### [Given problem]
Omit the pictures and output every entry below exactly as written.

### [Provided data]

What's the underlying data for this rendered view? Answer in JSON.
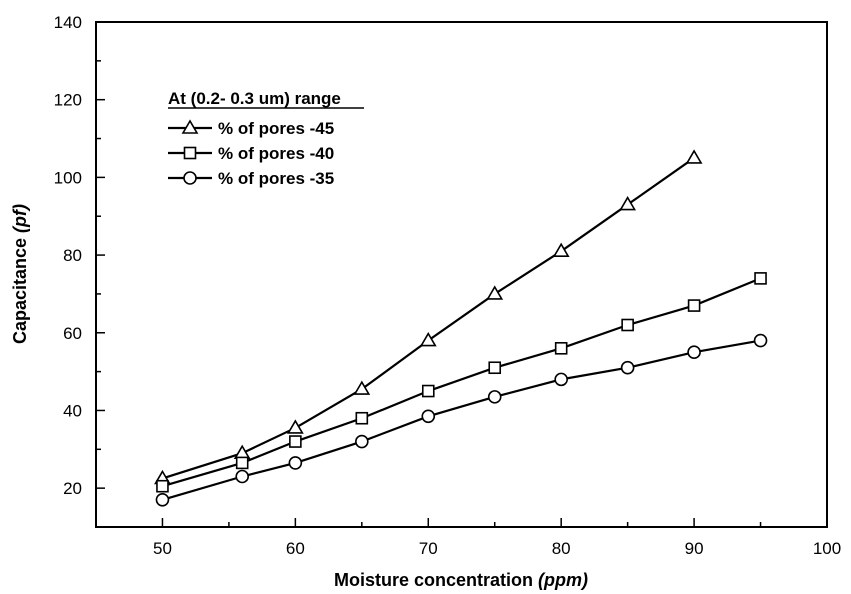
{
  "chart_data": {
    "type": "line",
    "xlabel": "Moisture concentration",
    "xlabel_unit": "(ppm)",
    "ylabel": "Capacitance",
    "ylabel_unit": "(pf)",
    "xlim": [
      45,
      100
    ],
    "ylim": [
      10,
      140
    ],
    "xticks": [
      50,
      60,
      70,
      80,
      90,
      100
    ],
    "yticks": [
      20,
      40,
      60,
      80,
      100,
      120,
      140
    ],
    "grid": false,
    "legend_title": "At (0.2- 0.3 um) range",
    "legend_placement": "top-left",
    "series": [
      {
        "name": "% of pores -45",
        "marker": "triangle",
        "x": [
          50,
          56,
          60,
          65,
          70,
          75,
          80,
          85,
          90
        ],
        "y": [
          22.5,
          29,
          35.5,
          45.5,
          58,
          70,
          81,
          93,
          105
        ]
      },
      {
        "name": "% of pores -40",
        "marker": "square",
        "x": [
          50,
          56,
          60,
          65,
          70,
          75,
          80,
          85,
          90,
          95
        ],
        "y": [
          20.5,
          26.5,
          32,
          38,
          45,
          51,
          56,
          62,
          67,
          74
        ]
      },
      {
        "name": "% of pores -35",
        "marker": "circle",
        "x": [
          50,
          56,
          60,
          65,
          70,
          75,
          80,
          85,
          90,
          95
        ],
        "y": [
          17,
          23,
          26.5,
          32,
          38.5,
          43.5,
          48,
          51,
          55,
          58
        ]
      }
    ]
  }
}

### [Solution below]
What's the underlying data for this rendered view? Answer in JSON.
{
  "chart_data": {
    "type": "line",
    "xlabel": "Moisture concentration",
    "xlabel_unit": "(ppm)",
    "ylabel": "Capacitance",
    "ylabel_unit": "(pf)",
    "xlim": [
      45,
      100
    ],
    "ylim": [
      10,
      140
    ],
    "xticks": [
      50,
      60,
      70,
      80,
      90,
      100
    ],
    "yticks": [
      20,
      40,
      60,
      80,
      100,
      120,
      140
    ],
    "grid": false,
    "legend_title": "At (0.2- 0.3 um) range",
    "legend_placement": "top-left",
    "series": [
      {
        "name": "% of pores -45",
        "marker": "triangle",
        "x": [
          50,
          56,
          60,
          65,
          70,
          75,
          80,
          85,
          90
        ],
        "y": [
          22.5,
          29,
          35.5,
          45.5,
          58,
          70,
          81,
          93,
          105
        ]
      },
      {
        "name": "% of pores -40",
        "marker": "square",
        "x": [
          50,
          56,
          60,
          65,
          70,
          75,
          80,
          85,
          90,
          95
        ],
        "y": [
          20.5,
          26.5,
          32,
          38,
          45,
          51,
          56,
          62,
          67,
          74
        ]
      },
      {
        "name": "% of pores -35",
        "marker": "circle",
        "x": [
          50,
          56,
          60,
          65,
          70,
          75,
          80,
          85,
          90,
          95
        ],
        "y": [
          17,
          23,
          26.5,
          32,
          38.5,
          43.5,
          48,
          51,
          55,
          58
        ]
      }
    ]
  }
}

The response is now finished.